## Exercise description
Pictures excluded, retype the lines from the one containing "Transcribe this image's" through the last line of the data below, both included.

• • • • •

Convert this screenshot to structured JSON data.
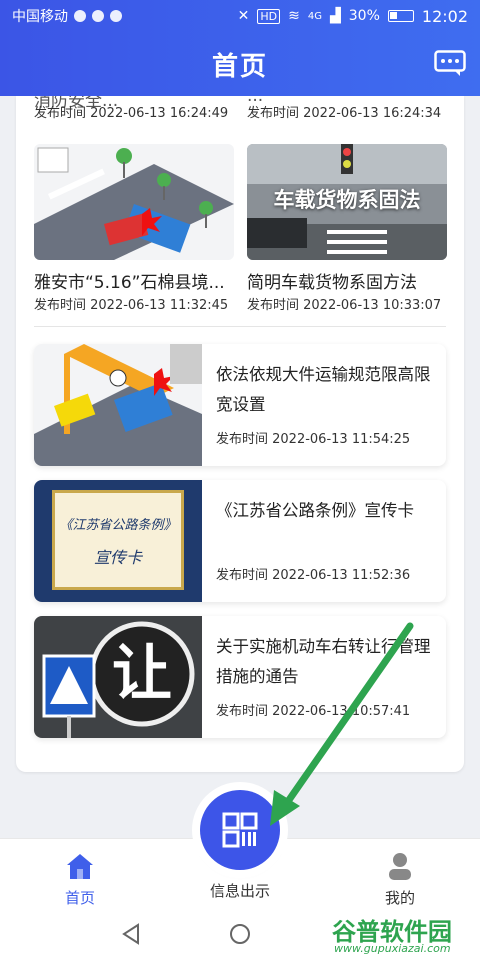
{
  "status_bar": {
    "carrier": "中国移动",
    "hd": "HD",
    "signal": "4G",
    "battery": "30%",
    "time": "12:02"
  },
  "header": {
    "title": "首页",
    "message_icon": "chat-bubble-icon"
  },
  "grid_top": [
    {
      "title": "消防安全...",
      "time": "发布时间  2022-06-13 16:24:49"
    },
    {
      "title": "...",
      "time": "发布时间  2022-06-13 16:24:34"
    }
  ],
  "grid_bottom": [
    {
      "title": "雅安市“5.16”石棉县境...",
      "time": "发布时间  2022-06-13 11:32:45"
    },
    {
      "title": "简明车载货物系固方法",
      "time": "发布时间  2022-06-13 10:33:07",
      "overlay": "车载货物系固法"
    }
  ],
  "list": [
    {
      "title": "依法依规大件运输规范限高限宽设置",
      "time": "发布时间  2022-06-13 11:54:25"
    },
    {
      "title": "《江苏省公路条例》宣传卡",
      "time": "发布时间  2022-06-13 11:52:36",
      "thumb_lines": [
        "《江苏省公路条例》",
        "宣传卡"
      ]
    },
    {
      "title": "关于实施机动车右转让行管理措施的通告",
      "time": "发布时间  2022-06-13 10:57:41",
      "thumb_char": "让"
    }
  ],
  "bottom_nav": {
    "home": "首页",
    "center": "信息出示",
    "mine": "我的"
  },
  "watermark": {
    "big": "谷普软件园",
    "small": "www.gupuxiazai.com"
  },
  "colors": {
    "primary": "#3d55e8",
    "arrow": "#2ea44f"
  }
}
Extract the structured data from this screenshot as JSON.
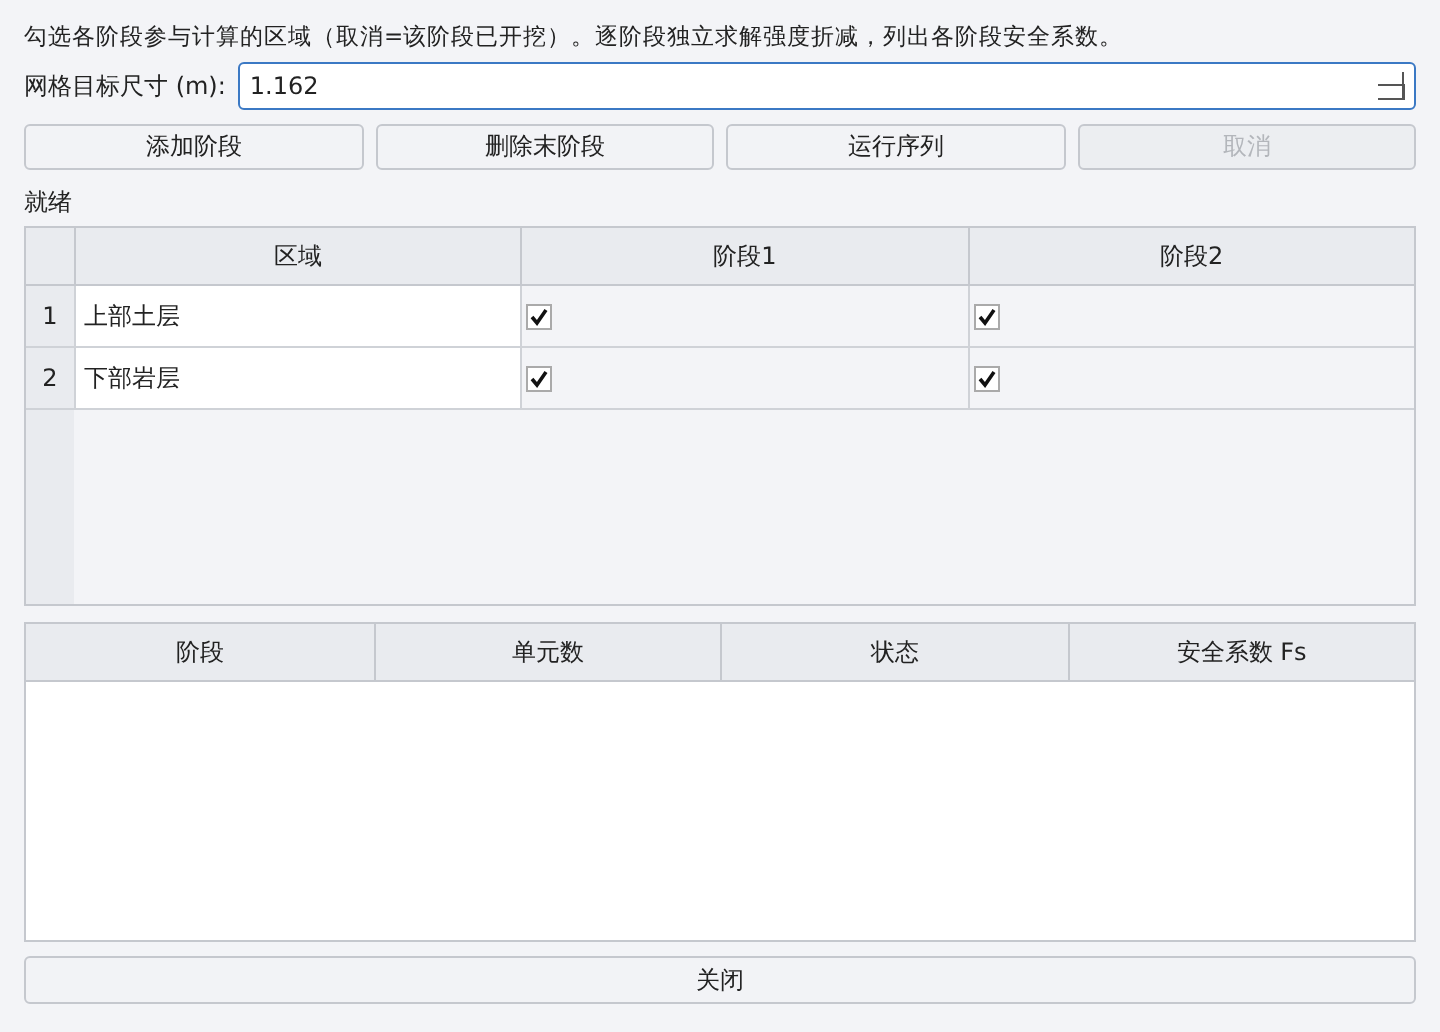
{
  "instructions": "勾选各阶段参与计算的区域（取消=该阶段已开挖）。逐阶段独立求解强度折减，列出各阶段安全系数。",
  "mesh_size": {
    "label": "网格目标尺寸 (m):",
    "value": "1.162"
  },
  "buttons": [
    {
      "label": "添加阶段",
      "disabled": false
    },
    {
      "label": "删除末阶段",
      "disabled": false
    },
    {
      "label": "运行序列",
      "disabled": false
    },
    {
      "label": "取消",
      "disabled": true
    }
  ],
  "status": "就绪",
  "region_table": {
    "columns": [
      "区域",
      "阶段1",
      "阶段2"
    ],
    "rows": [
      {
        "index": "1",
        "name": "上部土层",
        "stages": [
          {
            "checked": true
          },
          {
            "checked": true
          }
        ]
      },
      {
        "index": "2",
        "name": "下部岩层",
        "stages": [
          {
            "checked": true
          },
          {
            "checked": true
          }
        ]
      }
    ]
  },
  "results_table": {
    "columns": [
      "阶段",
      "单元数",
      "状态",
      "安全系数 Fs"
    ]
  },
  "close_button": "关闭"
}
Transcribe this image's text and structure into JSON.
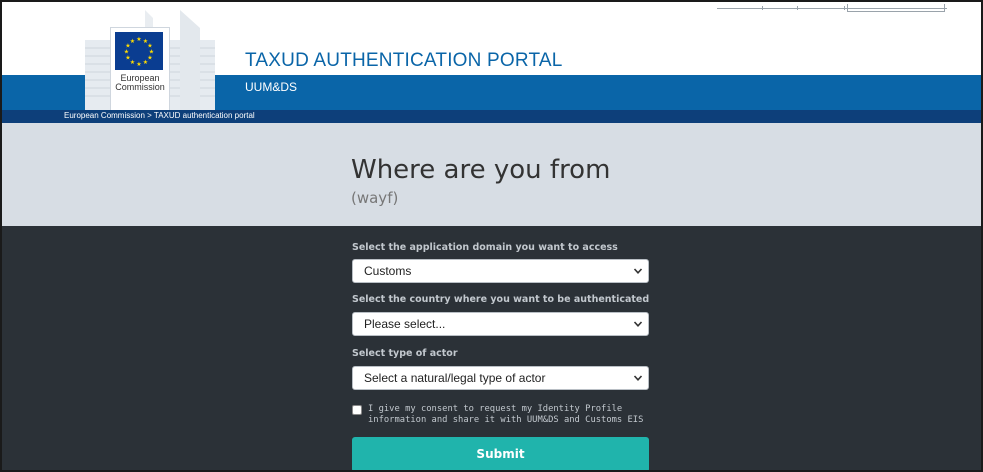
{
  "header": {
    "logo_lines": [
      "European",
      "Commission"
    ],
    "title": "TAXUD AUTHENTICATION PORTAL",
    "subtitle": "UUM&DS"
  },
  "breadcrumb": {
    "text": "European Commission > TAXUD authentication portal"
  },
  "hero": {
    "title": "Where are you from",
    "subtitle": "(wayf)"
  },
  "form": {
    "domain": {
      "label": "Select the application domain you want to access",
      "value": "Customs"
    },
    "country": {
      "label": "Select the country where you want to be authenticated",
      "value": "Please select..."
    },
    "actor": {
      "label": "Select type of actor",
      "value": "Select a natural/legal type of actor"
    },
    "consent": {
      "text": "I give my consent to request my Identity Profile information and share it with UUM&DS and Customs EIS",
      "checked": false
    },
    "submit_label": "Submit"
  },
  "colors": {
    "brand_blue": "#0a65a8",
    "breadcrumb_bg": "#0d3f7a",
    "hero_bg": "#d7dde4",
    "main_bg": "#2b3137",
    "submit_bg": "#20b4ac"
  }
}
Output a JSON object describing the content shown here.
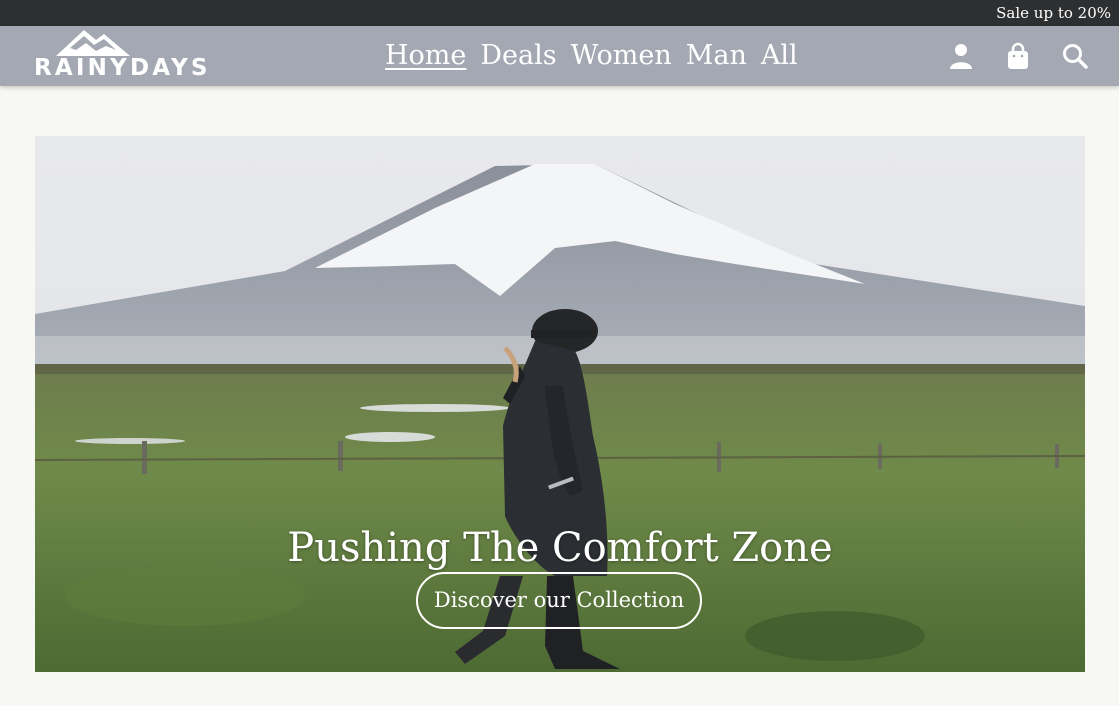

• • • • •

## Written answer
Transcribe this image's text and structure into JSON.
{
  "header": {
    "logo_lines": [
      "European",
      "Commission"
    ],
    "title": "TAXUD AUTHENTICATION PORTAL",
    "subtitle": "UUM&DS"
  },
  "breadcrumb": {
    "text": "European Commission > TAXUD authentication portal"
  },
  "hero": {
    "title": "Where are you from",
    "subtitle": "(wayf)"
  },
  "form": {
    "domain": {
      "label": "Select the application domain you want to access",
      "value": "Customs"
    },
    "country": {
      "label": "Select the country where you want to be authenticated",
      "value": "Please select..."
    },
    "actor": {
      "label": "Select type of actor",
      "value": "Select a natural/legal type of actor"
    },
    "consent": {
      "text": "I give my consent to request my Identity Profile information and share it with UUM&DS and Customs EIS",
      "checked": false
    },
    "submit_label": "Submit"
  },
  "colors": {
    "brand_blue": "#0a65a8",
    "breadcrumb_bg": "#0d3f7a",
    "hero_bg": "#d7dde4",
    "main_bg": "#2b3137",
    "submit_bg": "#20b4ac"
  }
}
Output a JSON object describing the content shown here.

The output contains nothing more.